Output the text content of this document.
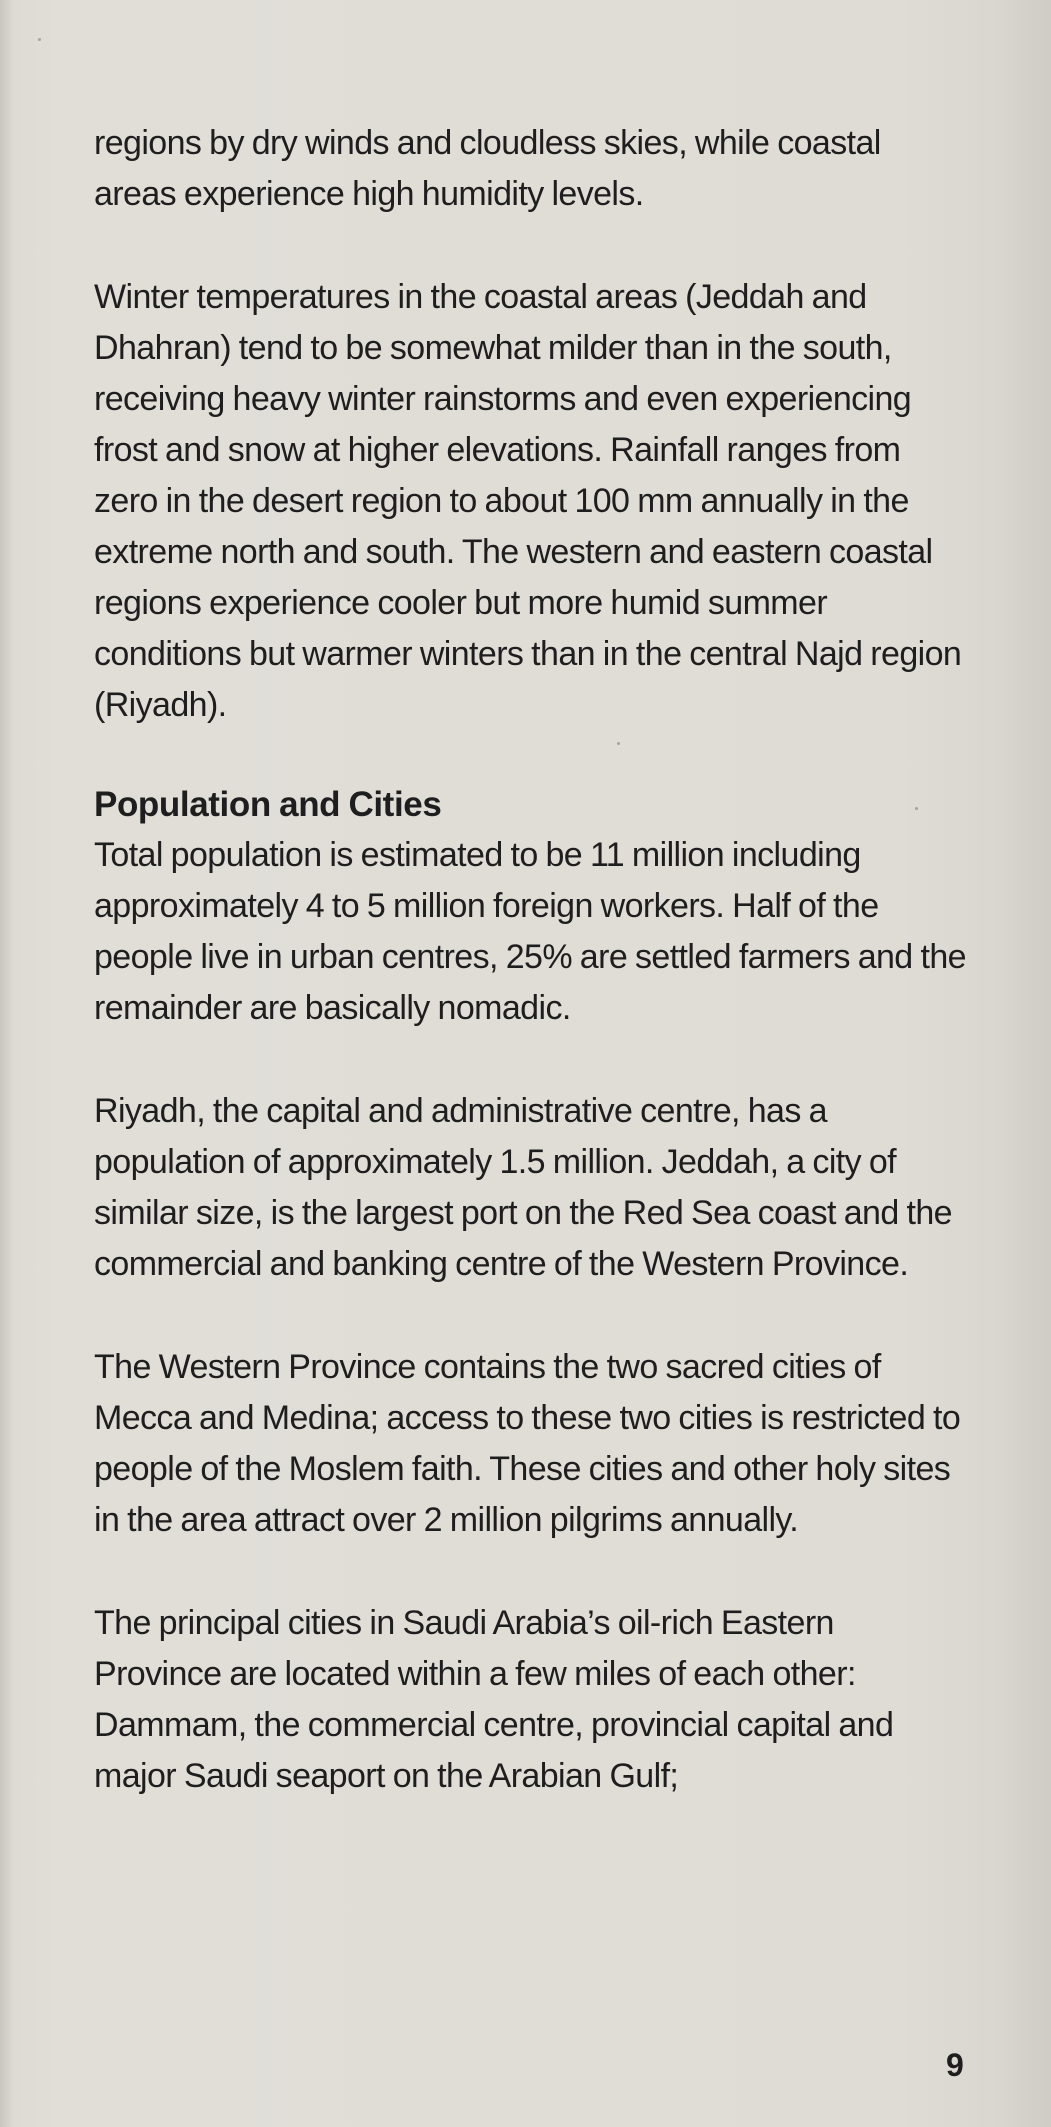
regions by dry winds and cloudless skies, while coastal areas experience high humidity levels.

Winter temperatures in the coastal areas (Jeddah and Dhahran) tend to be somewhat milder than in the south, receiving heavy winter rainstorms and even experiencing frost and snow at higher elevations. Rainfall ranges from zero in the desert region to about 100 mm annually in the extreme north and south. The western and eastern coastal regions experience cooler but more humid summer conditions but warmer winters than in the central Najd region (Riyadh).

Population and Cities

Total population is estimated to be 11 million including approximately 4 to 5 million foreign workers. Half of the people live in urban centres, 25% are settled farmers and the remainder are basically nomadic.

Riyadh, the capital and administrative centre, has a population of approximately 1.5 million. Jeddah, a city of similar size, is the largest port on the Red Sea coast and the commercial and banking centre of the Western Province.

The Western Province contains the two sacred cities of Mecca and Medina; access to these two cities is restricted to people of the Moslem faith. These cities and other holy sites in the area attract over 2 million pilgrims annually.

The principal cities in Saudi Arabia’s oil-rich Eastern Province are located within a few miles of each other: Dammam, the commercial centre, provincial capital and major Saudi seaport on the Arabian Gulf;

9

------------

Extract every line containing the string "capital" from the data above.

Riyadh, the capital and administrative centre, has a population of approximately 1.5 million. Jeddah, a city of similar size, is the largest port on the Red Sea coast and the commercial and banking centre of the Western Province.
The principal cities in Saudi Arabia’s oil-rich Eastern Province are located within a few miles of each other: Dammam, the commercial centre, provincial capital and major Saudi seaport on the Arabian Gulf;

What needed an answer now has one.